» Textblock
Fall Nr. 61

 

Volleyball oder Völkerball

Schlüsselsatz: „Nein nicht Basket, das ist ein Scheissspiel!“
Stufe: Sekundarstufe I
Bewegungsfeld: Spielen
Disziplin/Sportart: Linienball
Inhalte präsentieren: Spielen und Wettkämpfen
Textsorte: Didaktischer Text

Fallbeschreibung:

Im Frühling vor 4 Jahren, übernahm ich eine Stellvertretung für einen Sekundarstufenlehrer. Wir trafen uns zur Besprechung des zu behandelnden Stoffes. Er gab mir Anweisungen, was ich mit den Schülern zu bearbeiten hatte und was ich erreichen sollte. Die Ziele waren sehr frei bzw. breit. Ein Beispiel: „Wenn die Sonne scheint kannst du mit ihnen etwas draussen machen, sonst machst du etwas mit dem Ball in der Halle!“ Zu den ältesten Mädchen sagte er nur: „ Für diese Klasse musst du nichts vorbereiten, sie machen eh nicht mit. Habe es schon mit jedem Spiel versucht, doch ohne Erfolg. Ein Versuch mit Geräteturnen oder Leichtathletik ist eh zwecklos! Ich mache es so, dass ich ihnen drei Volleybälle und ein Volleyballnetz bereitstelle und sie dann in der Halle nach belieben Volley oder Völkerball spielen lasse! Die Halle, solltest du schliessen, damit sie die Halle nicht verlassen.“ Von meinem riesigen Selbstvertrauen gestützt, verschwendete ich nicht all zu viele Gedanken mit diesem angeblichen Problem. Ich bereitete mich wie immer gut vor, mit der Einstellung, dass ich sie zu motivieren wissen werde und sie sich bei mir sicherlich nicht weigern würden.
Nun war es soweit. 19 Schülerinnen im Alter von 16 Jahren erwarteten mich bereits in der Turnhalle. Der Geräteraum war abgeschlossen. Auf meinem Plan war Basketball angesagt.
Ich informierte die Schülerinnen, wie diese Stunde verlaufen würde. Sie erwiderten mit den Worten:  "Wir wollen Volleyball oder Völkerball spielen! Alles andere kommt für uns nicht in Frage. Da streiken wir! Hat sie Herr M. nicht darüber informiert?“ Es war wirklich so wie es nach Herrn M. s Angaben eigentlich zu erwarten gewesen wäre. Doch trotzdem war ich irgendwie überrascht.
Ich gab nicht nach, reagierte auch nicht gross auf ihre Aussagen. Ich forderte sie auf, mit je einem Ball, durch die Halle zu prellen. Wir machten verschiedene Einzel- und Partnerformen. Bis auf zwei Mädchen die den Ball in den Händen hielten und schwatzten, machten alle mit, bewegten sich aber nicht viel schneller als Schritttempo. Wenn sie den Ball verloren, dauerte es immer sehr lange bis sie ihn wieder hatten, da dieser Unterbruch immer noch für ein kurzes Gespräch missbraucht wurde. Anschliessend erklärte ich die Regeln zum Spiel Linienball, welches sie noch nicht kannten. (Durch Passen und ohne zu prellen, den Ball auf des Gegners Linie legen ohne vom Gegner beim Punkten berührt zu werden). Ich spielte auch mit, damit wir 5 gegen 5 über die Breite auf 2 Feldern spielen konnten. Nach einem weiteren Unterbruch, um noch einmal zu erklären, dass man nicht prellen darf, begann das Spiel zu laufen. Die Schülerinnen, hielten sich plötzlich sehr streng an die Regeln und führten das Spiel selbständig. Das Tempo war plötzlich sehr hoch! Alle rannten, standen zur Linie und verlangten den Ball. Es gab sehr wenige Punkte, da die jeweilige Mannschaft knapp 3 Pässe fehlerlos spielen konnte.

» Auszug Datensatz
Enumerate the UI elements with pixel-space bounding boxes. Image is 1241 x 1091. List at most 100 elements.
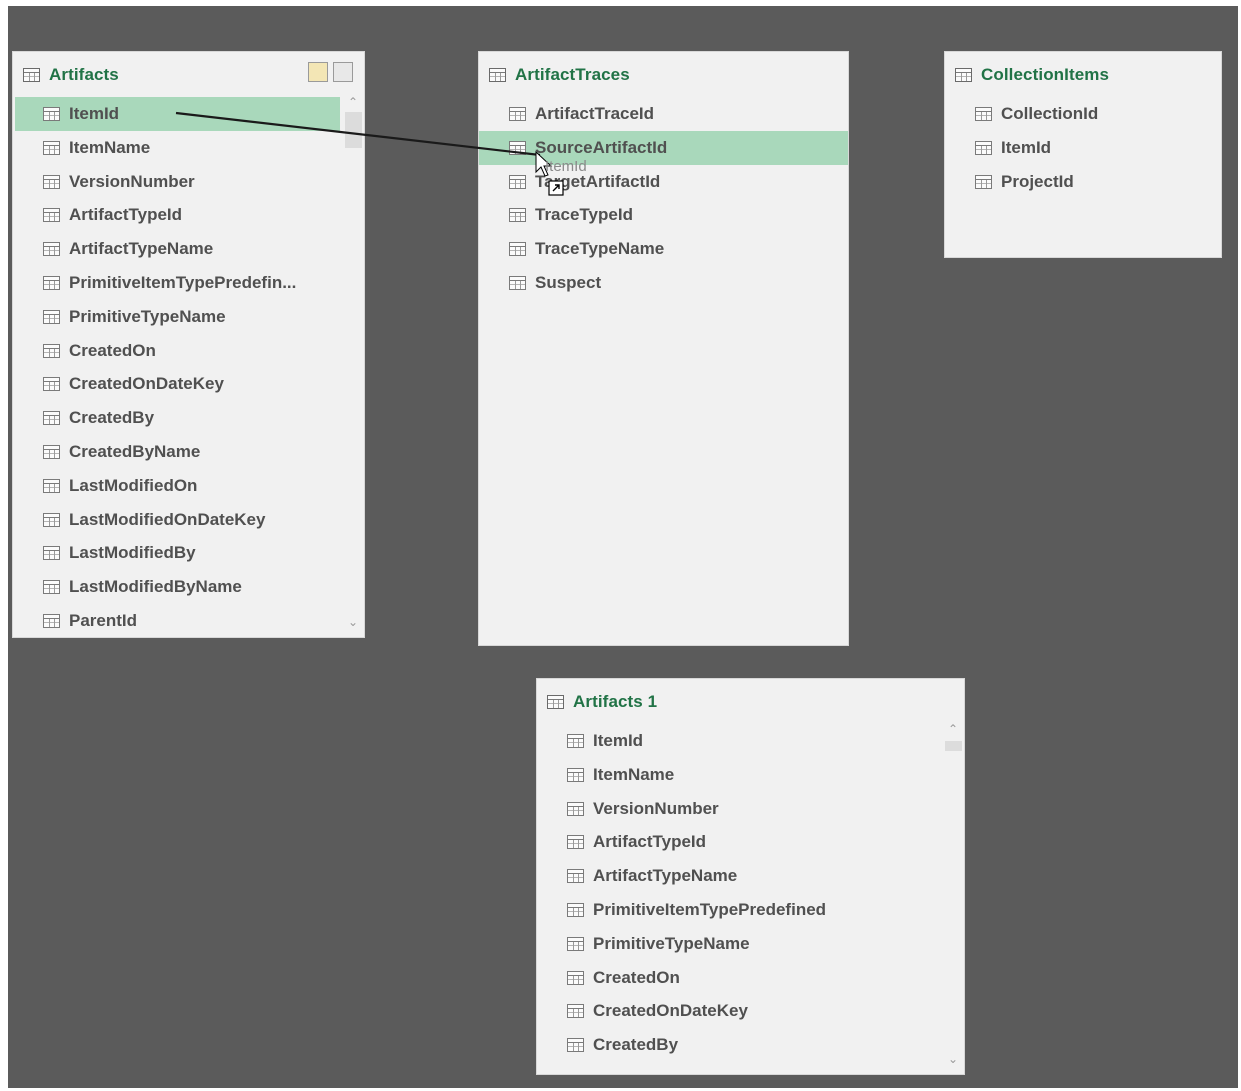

» Aufgabe und Vorgaben
Wie geht die Fallbeschreibung über die Vertretungsstunde mit Linienball nach ihrem letzten Satz weiter? Führen Sie sie fort. Die Auflistung wird für die Bearbeitung nicht gebraucht.

» Schriftliche Antwort
Die Qualität des Spiels, nach taktischem Aspekt, war ungenügend, doch das Engagement, welches sich im Laufen, rufen und in den Emotionen bei Erfolg und Misserfolg widerspiegelte war sehr hoch. Nach meinem Plan wäre diese Spiel, welches ich selber nicht so gerne spiele, nur eine Vorübung für das eigentliche Basketball spielen gewesen. Doch auf meinen Pfiff, hörte ich mit einem tiefen Atem unterlegt: „ Kennen sie noch ein anderes so tolles Spiel?“ „Jetzt spielen wir richtigen Basketball!“ war meine Antwort. War aber sehr überrascht, dass sie Linienball ein tolles Spiel fanden. „Nein nicht Basket, das ist ein Scheissspiel!“ Das verstand ich nicht. Echtes Basket ist doch viel toller als diese spielerischen, vorbereitenden Formen, dachte ich mir. Doch nach langem hin und her einigten wir uns so:“ Das nächste Mal spielen wir länger Basketball und jetzt spielen wir noch ein weiteres Spiel wie Linienball. So erklärte ich ihnen noch Schnappball und wir spielten in den restlichen 20min je 10min Schnappball und Linienball. Schliesslich war ich froh, dass alle sich zumindest bewegt hatten und sogar schwitzten.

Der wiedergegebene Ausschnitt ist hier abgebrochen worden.